(Data entries)
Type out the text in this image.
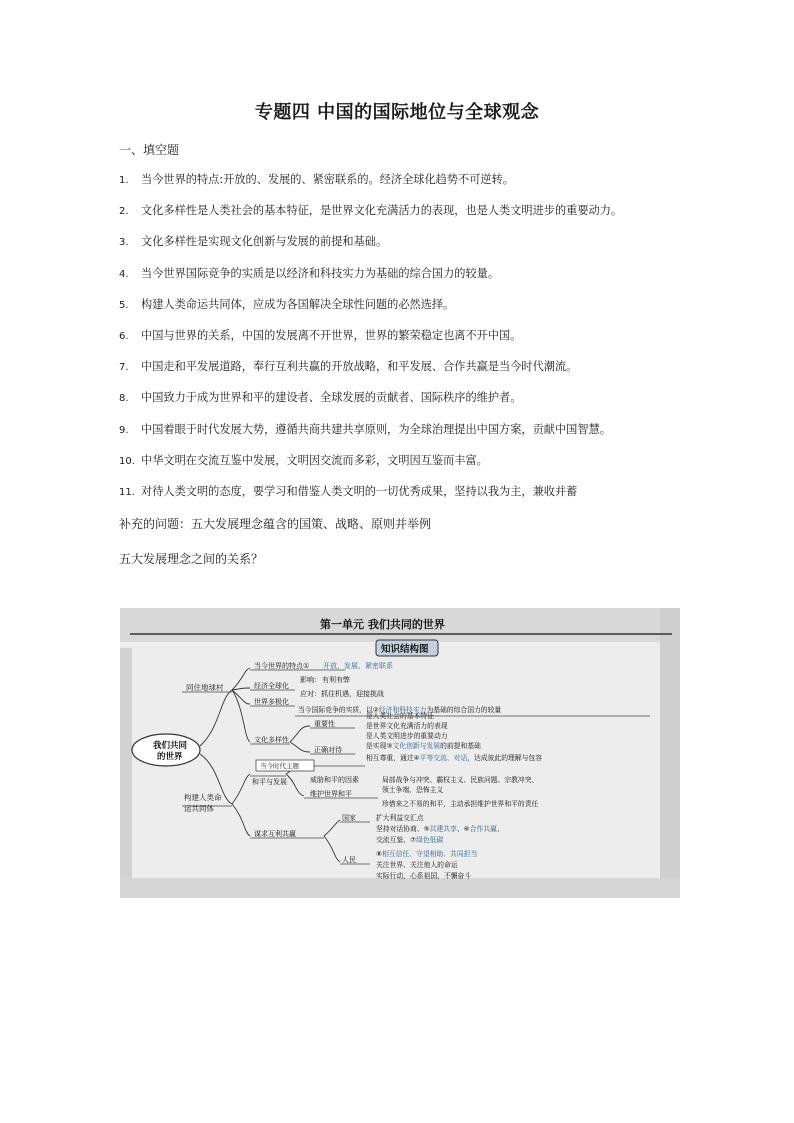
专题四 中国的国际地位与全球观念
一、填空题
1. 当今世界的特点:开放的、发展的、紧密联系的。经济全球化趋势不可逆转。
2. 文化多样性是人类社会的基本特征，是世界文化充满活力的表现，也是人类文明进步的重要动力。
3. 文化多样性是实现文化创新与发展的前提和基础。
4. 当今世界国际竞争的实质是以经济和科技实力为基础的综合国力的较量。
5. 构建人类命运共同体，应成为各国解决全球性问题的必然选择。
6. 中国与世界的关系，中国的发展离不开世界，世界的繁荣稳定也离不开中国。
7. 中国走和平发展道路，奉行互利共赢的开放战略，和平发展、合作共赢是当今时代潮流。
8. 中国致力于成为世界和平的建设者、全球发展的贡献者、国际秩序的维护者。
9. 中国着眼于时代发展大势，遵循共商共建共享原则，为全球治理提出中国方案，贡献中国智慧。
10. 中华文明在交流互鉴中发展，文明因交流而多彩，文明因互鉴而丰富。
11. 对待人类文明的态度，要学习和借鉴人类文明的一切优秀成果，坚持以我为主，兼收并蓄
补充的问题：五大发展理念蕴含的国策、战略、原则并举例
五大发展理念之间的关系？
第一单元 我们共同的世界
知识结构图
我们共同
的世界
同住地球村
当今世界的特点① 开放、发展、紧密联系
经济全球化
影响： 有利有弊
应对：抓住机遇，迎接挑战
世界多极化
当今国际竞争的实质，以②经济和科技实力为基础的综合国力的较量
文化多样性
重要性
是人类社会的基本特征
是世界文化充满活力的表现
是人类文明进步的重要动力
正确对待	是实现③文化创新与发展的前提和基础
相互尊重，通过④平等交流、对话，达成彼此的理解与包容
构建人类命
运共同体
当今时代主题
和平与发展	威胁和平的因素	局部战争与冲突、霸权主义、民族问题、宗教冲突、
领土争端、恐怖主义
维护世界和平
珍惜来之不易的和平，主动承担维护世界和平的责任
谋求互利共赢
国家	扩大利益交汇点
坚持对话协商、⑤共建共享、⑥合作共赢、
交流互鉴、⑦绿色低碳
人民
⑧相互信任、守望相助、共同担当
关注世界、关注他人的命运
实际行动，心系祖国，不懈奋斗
* * *
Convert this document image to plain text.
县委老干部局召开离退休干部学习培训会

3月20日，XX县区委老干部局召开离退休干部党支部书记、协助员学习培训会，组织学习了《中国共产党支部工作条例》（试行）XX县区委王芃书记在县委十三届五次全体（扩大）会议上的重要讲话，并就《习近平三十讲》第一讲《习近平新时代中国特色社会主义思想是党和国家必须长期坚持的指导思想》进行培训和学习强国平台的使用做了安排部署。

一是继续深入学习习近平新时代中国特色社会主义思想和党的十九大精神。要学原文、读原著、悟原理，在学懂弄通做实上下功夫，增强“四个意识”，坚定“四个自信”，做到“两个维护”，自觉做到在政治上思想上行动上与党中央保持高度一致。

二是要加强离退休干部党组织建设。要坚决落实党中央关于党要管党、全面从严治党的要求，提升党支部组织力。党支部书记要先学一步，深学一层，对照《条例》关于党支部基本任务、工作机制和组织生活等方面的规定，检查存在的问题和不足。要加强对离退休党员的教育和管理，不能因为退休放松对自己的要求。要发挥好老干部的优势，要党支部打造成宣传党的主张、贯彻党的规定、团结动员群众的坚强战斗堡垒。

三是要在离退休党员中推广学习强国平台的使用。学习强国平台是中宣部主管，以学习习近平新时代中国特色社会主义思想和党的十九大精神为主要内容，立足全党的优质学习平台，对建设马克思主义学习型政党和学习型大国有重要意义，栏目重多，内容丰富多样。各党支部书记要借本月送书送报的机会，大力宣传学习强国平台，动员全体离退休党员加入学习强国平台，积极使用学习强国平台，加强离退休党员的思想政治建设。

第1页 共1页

[INSTRUCTIONS FOR THE TASK]: From the entries above, pull out each line that includes "this".

[ANSWER TO THE PROBLEM]:
Type out the text in this image.
Convert this document image to plain text.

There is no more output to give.